begin EXTRACTED ENTRIES

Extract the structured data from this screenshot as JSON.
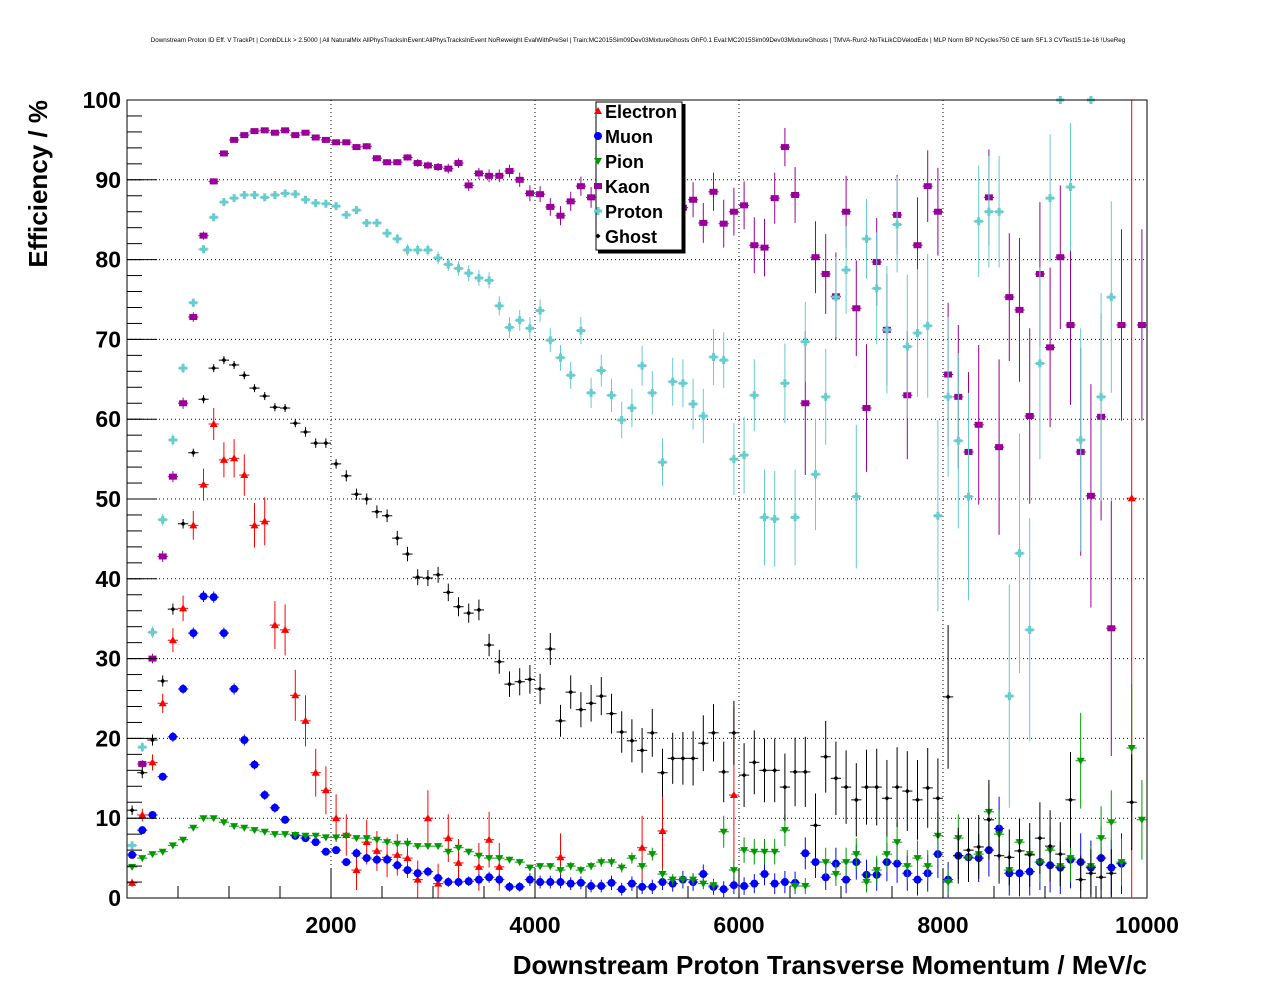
{
  "chart_data": {
    "type": "scatter",
    "title": "Downstream Proton ID Eff. V TrackPt | CombDLLk > 2.5000 | All NaturalMix AllPhysTracksInEvent:AllPhysTracksInEvent NoReweight EvalWithPreSel | Train:MC2015Sim09Dev03MixtureGhosts GhF0.1 Eval:MC2015Sim09Dev03MixtureGhosts | TMVA-Run2-NoTkLikCDVelodEdx | MLP Norm BP NCycles750 CE tanh SF1.3 CVTest15:1e-16 !UseReg",
    "xlabel": "Downstream Proton Transverse Momentum / MeV/c",
    "ylabel": "Efficiency / %",
    "xlim": [
      0,
      10000
    ],
    "ylim": [
      0,
      100
    ],
    "xticks": [
      "2000",
      "4000",
      "6000",
      "8000",
      "10000"
    ],
    "yticks": [
      "0",
      "10",
      "20",
      "30",
      "40",
      "50",
      "60",
      "70",
      "80",
      "90",
      "100"
    ],
    "grid": true,
    "legend_position": "top-center",
    "bin_width": 100,
    "x_first_center": 50,
    "series": [
      {
        "name": "Electron",
        "color": "#ff0000",
        "marker": "triangle-up",
        "y": [
          1.9,
          10.4,
          17,
          24.4,
          32.3,
          36.3,
          46.7,
          51.8,
          59.4,
          54.9,
          55.1,
          53,
          46.7,
          47.2,
          34.2,
          33.6,
          25.4,
          22.2,
          15.7,
          13.5,
          10,
          7.9,
          3.5,
          7,
          5.9,
          5.1,
          5.4,
          5,
          2.3,
          10,
          1.8,
          7.5,
          4.4,
          null,
          3.9,
          7.3,
          3.9,
          null,
          null,
          null,
          null,
          null,
          5.1,
          null,
          null,
          null,
          null,
          null,
          null,
          null,
          6.3,
          null,
          8.4,
          null,
          null,
          null,
          null,
          null,
          null,
          12.9,
          null,
          null,
          null,
          null,
          null,
          null,
          null,
          null,
          null,
          null,
          null,
          null,
          null,
          null,
          null,
          null,
          null,
          null,
          null,
          null,
          null,
          null,
          null,
          null,
          null,
          null,
          null,
          null,
          null,
          null,
          null,
          null,
          null,
          null,
          null,
          null,
          null,
          null,
          50.1,
          null
        ],
        "err": [
          0.5,
          0.8,
          1,
          1.2,
          1.5,
          1.6,
          1.8,
          2,
          2,
          2.2,
          2.4,
          2.6,
          2.8,
          3,
          3,
          3.2,
          3.2,
          3.2,
          3,
          3,
          3,
          2.6,
          2.5,
          2.8,
          2.5,
          2.5,
          2.6,
          2.5,
          2.4,
          3.5,
          2.5,
          3,
          3,
          0,
          3,
          3.5,
          3,
          0,
          0,
          0,
          0,
          0,
          3,
          0,
          0,
          0,
          0,
          0,
          0,
          0,
          4,
          0,
          5,
          0,
          0,
          0,
          0,
          0,
          0,
          11,
          0,
          0,
          0,
          0,
          0,
          0,
          0,
          0,
          0,
          0,
          0,
          0,
          0,
          0,
          0,
          0,
          0,
          0,
          0,
          0,
          0,
          0,
          0,
          0,
          0,
          0,
          0,
          0,
          0,
          0,
          0,
          0,
          0,
          0,
          0,
          0,
          0,
          0,
          50,
          0
        ]
      },
      {
        "name": "Muon",
        "color": "#0000ff",
        "marker": "circle",
        "y": [
          5.4,
          8.5,
          10.4,
          15.2,
          20.2,
          26.2,
          33.2,
          37.8,
          37.7,
          33.2,
          26.2,
          19.8,
          16.7,
          12.9,
          11.3,
          9.8,
          7.8,
          7.5,
          7,
          5.8,
          6,
          4.5,
          5.6,
          5,
          4.8,
          4.8,
          4.1,
          3.5,
          3.1,
          3.3,
          2.5,
          2,
          2,
          2.1,
          2.3,
          2.6,
          2.3,
          1.4,
          1.4,
          2.3,
          2,
          2,
          2,
          1.8,
          1.9,
          1.5,
          1.5,
          1.9,
          1.1,
          1.8,
          1.4,
          1.4,
          2,
          1.8,
          2.3,
          2,
          3,
          1.4,
          1.1,
          1.6,
          1.5,
          1.8,
          3,
          1.8,
          2,
          1.9,
          5.6,
          4.5,
          2.6,
          4.3,
          2.3,
          4.5,
          2.9,
          2.9,
          4.5,
          4.3,
          3.1,
          2.3,
          3.1,
          5.5,
          2.3,
          5.3,
          5.1,
          5,
          6,
          8.7,
          3.1,
          3.1,
          3.3,
          4.5,
          4.1,
          3.8,
          4.8,
          4.5,
          3.8,
          5,
          3.8,
          4.3,
          null,
          null
        ],
        "err": [
          0.3,
          0.4,
          0.4,
          0.5,
          0.6,
          0.6,
          0.7,
          0.7,
          0.7,
          0.7,
          0.7,
          0.7,
          0.6,
          0.6,
          0.6,
          0.5,
          0.5,
          0.5,
          0.5,
          0.5,
          0.5,
          0.5,
          0.6,
          0.6,
          0.6,
          0.6,
          0.6,
          0.6,
          0.6,
          0.6,
          0.6,
          0.6,
          0.6,
          0.6,
          0.7,
          0.7,
          0.7,
          0.6,
          0.6,
          0.8,
          0.8,
          0.8,
          0.8,
          0.8,
          0.8,
          0.8,
          0.8,
          0.9,
          0.8,
          0.9,
          0.9,
          0.9,
          1,
          1,
          1.1,
          1.1,
          1.2,
          1,
          1,
          1.1,
          1.1,
          1.2,
          1.4,
          1.3,
          1.4,
          1.4,
          2,
          2,
          1.6,
          2,
          1.7,
          2.2,
          1.9,
          2,
          2.4,
          2.4,
          2.2,
          2,
          2.3,
          3,
          2.2,
          3,
          3,
          3,
          3.3,
          4,
          2.8,
          2.9,
          3,
          3.5,
          3.4,
          3.3,
          3.6,
          3.6,
          3.4,
          4,
          3.5,
          3.8,
          0,
          0
        ]
      },
      {
        "name": "Pion",
        "color": "#009900",
        "marker": "triangle-down",
        "y": [
          3.9,
          5,
          5.5,
          5.8,
          6.6,
          7.3,
          8.8,
          10,
          10,
          9.5,
          9,
          8.8,
          8.5,
          8.3,
          8,
          8,
          7.9,
          7.8,
          7.8,
          7.6,
          7.6,
          7.8,
          7.5,
          7.5,
          7.3,
          7,
          6.8,
          6.8,
          6.5,
          6.5,
          6.5,
          5.8,
          6.3,
          5.8,
          5.3,
          5,
          5,
          4.8,
          4.5,
          3.8,
          4,
          4,
          3.5,
          4,
          3.5,
          4,
          4.5,
          4.5,
          3.8,
          5,
          4,
          5.5,
          3,
          2.3,
          2.3,
          2.3,
          1.8,
          1.6,
          8.3,
          3.5,
          6,
          5.8,
          5.8,
          5.8,
          8.5,
          1.5,
          1.5,
          null,
          4.5,
          3,
          4.5,
          5.5,
          2,
          3.5,
          5.5,
          7,
          4,
          5,
          4,
          7.8,
          2,
          7.5,
          5,
          5.5,
          10.8,
          8,
          3.5,
          7,
          5.5,
          4.5,
          6,
          4,
          5,
          17.2,
          4,
          7.5,
          9.5,
          4.5,
          18.8,
          9.8
        ],
        "err": [
          0.3,
          0.3,
          0.3,
          0.3,
          0.3,
          0.3,
          0.3,
          0.3,
          0.3,
          0.3,
          0.3,
          0.3,
          0.3,
          0.3,
          0.3,
          0.3,
          0.3,
          0.3,
          0.3,
          0.3,
          0.3,
          0.3,
          0.3,
          0.3,
          0.3,
          0.3,
          0.3,
          0.3,
          0.3,
          0.3,
          0.3,
          0.4,
          0.4,
          0.4,
          0.4,
          0.4,
          0.4,
          0.4,
          0.4,
          0.4,
          0.4,
          0.4,
          0.5,
          0.5,
          0.5,
          0.5,
          0.6,
          0.6,
          0.6,
          0.7,
          0.7,
          0.8,
          0.7,
          0.7,
          0.7,
          0.7,
          0.7,
          0.7,
          2,
          1.2,
          1.6,
          1.6,
          1.6,
          1.6,
          2,
          1,
          1,
          0,
          1.8,
          1.5,
          1.8,
          2,
          1.3,
          1.8,
          2.2,
          2.5,
          2,
          2.2,
          2,
          3,
          1.6,
          3,
          2.5,
          2.5,
          3.5,
          3,
          2,
          3,
          3,
          2.5,
          3,
          2.5,
          3,
          6,
          2.5,
          4,
          4,
          3,
          8,
          5
        ]
      },
      {
        "name": "Kaon",
        "color": "#990099",
        "marker": "square",
        "y": [
          null,
          16.8,
          30,
          42.8,
          52.8,
          62,
          72.8,
          83,
          89.8,
          93.3,
          95,
          95.6,
          96.1,
          96.2,
          95.9,
          96.2,
          95.6,
          95.9,
          95.3,
          95,
          94.7,
          94.7,
          94.1,
          94.2,
          92.7,
          92.2,
          92.2,
          92.8,
          92.1,
          91.8,
          91.6,
          91.4,
          92.1,
          89.3,
          90.8,
          90.5,
          90.5,
          91.1,
          90,
          88.3,
          88.2,
          86.6,
          85.5,
          87.3,
          89.2,
          87.8,
          86.2,
          86.6,
          84.3,
          85.5,
          86.5,
          87,
          86.2,
          88.7,
          86.5,
          87.5,
          84.6,
          88.5,
          84.5,
          86,
          86.8,
          81.8,
          81.5,
          87.7,
          94.1,
          88.1,
          62,
          80.3,
          78.2,
          75.4,
          86,
          73.9,
          61.4,
          79.7,
          71.2,
          85.6,
          63,
          81.8,
          89.2,
          86,
          65.6,
          62.8,
          55.9,
          59.3,
          87.8,
          56.5,
          75.3,
          73.7,
          60.4,
          78.2,
          69,
          80.3,
          71.8,
          55.9,
          50.4,
          60.3,
          33.8,
          71.8,
          null,
          71.8
        ],
        "err": [
          0,
          0.5,
          0.6,
          0.7,
          0.7,
          0.7,
          0.6,
          0.5,
          0.4,
          0.3,
          0.3,
          0.3,
          0.3,
          0.3,
          0.3,
          0.3,
          0.3,
          0.3,
          0.3,
          0.3,
          0.3,
          0.3,
          0.3,
          0.4,
          0.4,
          0.4,
          0.4,
          0.4,
          0.5,
          0.5,
          0.5,
          0.6,
          0.6,
          0.7,
          0.7,
          0.8,
          0.8,
          0.8,
          0.9,
          1,
          1,
          1.1,
          1.2,
          1.2,
          1.2,
          1.3,
          1.4,
          1.5,
          1.7,
          1.7,
          1.8,
          1.9,
          2,
          2,
          2.1,
          2.2,
          2.5,
          2.4,
          3,
          3,
          3,
          3.5,
          3.6,
          3.2,
          2.4,
          3.5,
          9,
          4.5,
          5,
          5.5,
          4.5,
          6,
          8,
          5.5,
          7,
          5,
          8,
          6,
          4.5,
          5.5,
          9,
          9,
          10,
          10,
          6,
          11,
          8,
          9,
          11,
          9,
          10,
          9,
          10,
          13,
          14,
          13,
          16,
          12,
          0,
          12
        ]
      },
      {
        "name": "Proton",
        "color": "#66cccc",
        "marker": "plus",
        "y": [
          6.6,
          18.9,
          33.3,
          47.4,
          57.4,
          66.4,
          74.6,
          81.3,
          85.3,
          87.2,
          87.7,
          88.1,
          88.1,
          87.8,
          88.1,
          88.3,
          88.2,
          87.5,
          87.1,
          87,
          86.7,
          85.6,
          86.2,
          84.6,
          84.6,
          83.3,
          82.6,
          81.2,
          81.2,
          81.2,
          80.2,
          79.4,
          78.9,
          78.3,
          77.7,
          77.4,
          74.2,
          71.5,
          72.4,
          71.4,
          73.6,
          69.9,
          67.7,
          65.5,
          71.1,
          63.3,
          66.1,
          63,
          59.9,
          61.4,
          66.7,
          63.3,
          54.6,
          64.7,
          64.5,
          61.9,
          60.4,
          67.8,
          67.4,
          55,
          55.5,
          63,
          47.7,
          47.5,
          64.5,
          47.7,
          69.7,
          53.1,
          62.8,
          75.3,
          78.7,
          50.3,
          82.6,
          76.4,
          71.2,
          84.4,
          69.1,
          70.8,
          71.7,
          47.9,
          62.8,
          57.3,
          50.3,
          84.8,
          86,
          86,
          25.3,
          43.2,
          33.6,
          67,
          87.7,
          100,
          89.1,
          57.4,
          100,
          62.8,
          75.3,
          null,
          null,
          null
        ],
        "err": [
          0.4,
          0.6,
          0.7,
          0.7,
          0.7,
          0.6,
          0.5,
          0.4,
          0.4,
          0.3,
          0.3,
          0.3,
          0.3,
          0.3,
          0.3,
          0.3,
          0.3,
          0.3,
          0.3,
          0.4,
          0.4,
          0.4,
          0.5,
          0.5,
          0.5,
          0.6,
          0.6,
          0.7,
          0.7,
          0.7,
          0.8,
          0.8,
          0.9,
          1,
          1,
          1,
          1.2,
          1.3,
          1.3,
          1.4,
          1.4,
          1.5,
          1.6,
          1.7,
          1.7,
          1.9,
          2,
          2.1,
          2.3,
          2.4,
          2.5,
          2.7,
          3,
          3,
          3,
          3.2,
          3.4,
          3.5,
          3.5,
          4.5,
          4.8,
          4.5,
          6,
          6,
          5,
          6,
          5,
          7,
          6,
          5,
          5.5,
          9,
          5,
          7,
          8,
          6,
          9,
          8,
          9,
          12,
          10,
          11,
          13,
          7,
          7,
          7,
          14,
          15,
          14,
          12,
          8,
          0,
          8,
          14,
          0,
          13,
          12,
          0,
          0,
          0
        ]
      },
      {
        "name": "Ghost",
        "color": "#000000",
        "marker": "diamond",
        "y": [
          11,
          15.7,
          19.8,
          27.2,
          36.2,
          46.9,
          55.8,
          62.5,
          66.4,
          67.4,
          66.8,
          65.5,
          63.9,
          62.9,
          61.5,
          61.4,
          59.5,
          58.4,
          57,
          57,
          54.4,
          52.9,
          50.6,
          50,
          48.4,
          47.9,
          45.1,
          43.1,
          40.2,
          40.1,
          40.5,
          38.3,
          36.5,
          35.7,
          36.1,
          31.7,
          29.6,
          26.8,
          27.1,
          27.4,
          26.2,
          31.2,
          22.2,
          25.8,
          23.6,
          24.4,
          25.3,
          23.1,
          20.8,
          19.7,
          18.5,
          20.7,
          15.7,
          17.5,
          17.5,
          17.5,
          19.4,
          20.7,
          15.8,
          20.7,
          15.4,
          17,
          16,
          16,
          13.9,
          15.8,
          15.8,
          9.1,
          17.7,
          15,
          13.9,
          12.3,
          13.9,
          13.9,
          12.5,
          13.9,
          13.4,
          12.3,
          13.8,
          12.5,
          25.2,
          5.3,
          6,
          6.4,
          9.8,
          5.3,
          5.1,
          5.9,
          5.4,
          7.5,
          6.5,
          5.5,
          12.3,
          2.3,
          3.1,
          2.6,
          3.1,
          null,
          12,
          null
        ],
        "err": [
          0.6,
          0.7,
          0.7,
          0.7,
          0.7,
          0.6,
          0.5,
          0.5,
          0.5,
          0.5,
          0.5,
          0.5,
          0.5,
          0.5,
          0.5,
          0.5,
          0.5,
          0.6,
          0.6,
          0.6,
          0.6,
          0.7,
          0.7,
          0.7,
          0.8,
          0.8,
          0.9,
          0.9,
          1,
          1,
          1,
          1.1,
          1.2,
          1.2,
          1.3,
          1.4,
          1.5,
          1.6,
          1.7,
          1.8,
          1.9,
          2,
          2,
          2.1,
          2.2,
          2.3,
          2.4,
          2.5,
          2.6,
          2.7,
          2.8,
          3,
          3,
          3.2,
          3.3,
          3.4,
          3.5,
          3.6,
          3.8,
          4,
          4,
          4,
          4,
          4,
          4.2,
          4.3,
          4.4,
          4,
          4.5,
          4.6,
          4.6,
          4.6,
          4.7,
          4.8,
          4.8,
          5,
          5,
          5,
          5,
          5,
          9,
          3.5,
          4,
          4,
          5,
          3.5,
          3.5,
          4,
          4,
          4.5,
          4.5,
          4,
          6,
          3,
          3,
          3,
          3,
          0,
          6,
          0
        ]
      }
    ]
  }
}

end EXTRACTED ENTRIES

◆ THE EXERCISE ◆
Check each line of the data above for the string "Downstream", then report how many lines have it, with no other words.

◆ SOLUTION TO THIS PROBLEM ◆
2